Stored data entries:
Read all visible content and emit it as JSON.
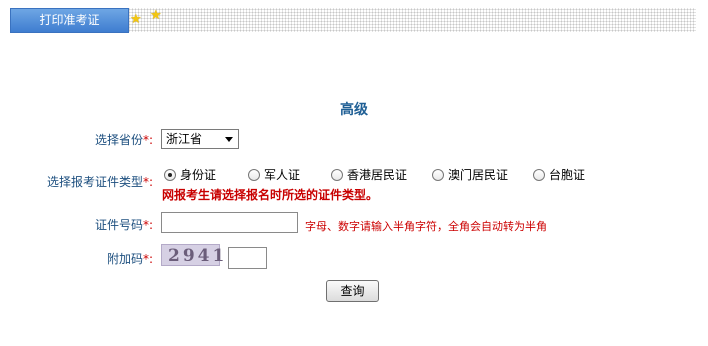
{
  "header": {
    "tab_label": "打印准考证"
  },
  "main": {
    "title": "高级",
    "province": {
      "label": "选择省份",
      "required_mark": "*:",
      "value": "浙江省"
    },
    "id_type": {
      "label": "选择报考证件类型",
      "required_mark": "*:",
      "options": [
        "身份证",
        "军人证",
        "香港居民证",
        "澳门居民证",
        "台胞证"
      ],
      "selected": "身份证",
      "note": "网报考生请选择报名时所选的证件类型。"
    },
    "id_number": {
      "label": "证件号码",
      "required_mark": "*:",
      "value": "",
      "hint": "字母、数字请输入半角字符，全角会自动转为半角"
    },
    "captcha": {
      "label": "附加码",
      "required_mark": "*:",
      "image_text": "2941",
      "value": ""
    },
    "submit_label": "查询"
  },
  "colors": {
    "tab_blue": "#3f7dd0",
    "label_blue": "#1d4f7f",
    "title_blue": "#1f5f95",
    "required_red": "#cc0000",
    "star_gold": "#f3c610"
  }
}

§ **Request**
Working from the lines above, reproduce the material exactly and exclude its pictures.

§ **Written solution**
Read all visible content and emit it as JSON.
{
  "header": {
    "tab_label": "打印准考证"
  },
  "main": {
    "title": "高级",
    "province": {
      "label": "选择省份",
      "required_mark": "*:",
      "value": "浙江省"
    },
    "id_type": {
      "label": "选择报考证件类型",
      "required_mark": "*:",
      "options": [
        "身份证",
        "军人证",
        "香港居民证",
        "澳门居民证",
        "台胞证"
      ],
      "selected": "身份证",
      "note": "网报考生请选择报名时所选的证件类型。"
    },
    "id_number": {
      "label": "证件号码",
      "required_mark": "*:",
      "value": "",
      "hint": "字母、数字请输入半角字符，全角会自动转为半角"
    },
    "captcha": {
      "label": "附加码",
      "required_mark": "*:",
      "image_text": "2941",
      "value": ""
    },
    "submit_label": "查询"
  },
  "colors": {
    "tab_blue": "#3f7dd0",
    "label_blue": "#1d4f7f",
    "title_blue": "#1f5f95",
    "required_red": "#cc0000",
    "star_gold": "#f3c610"
  }
}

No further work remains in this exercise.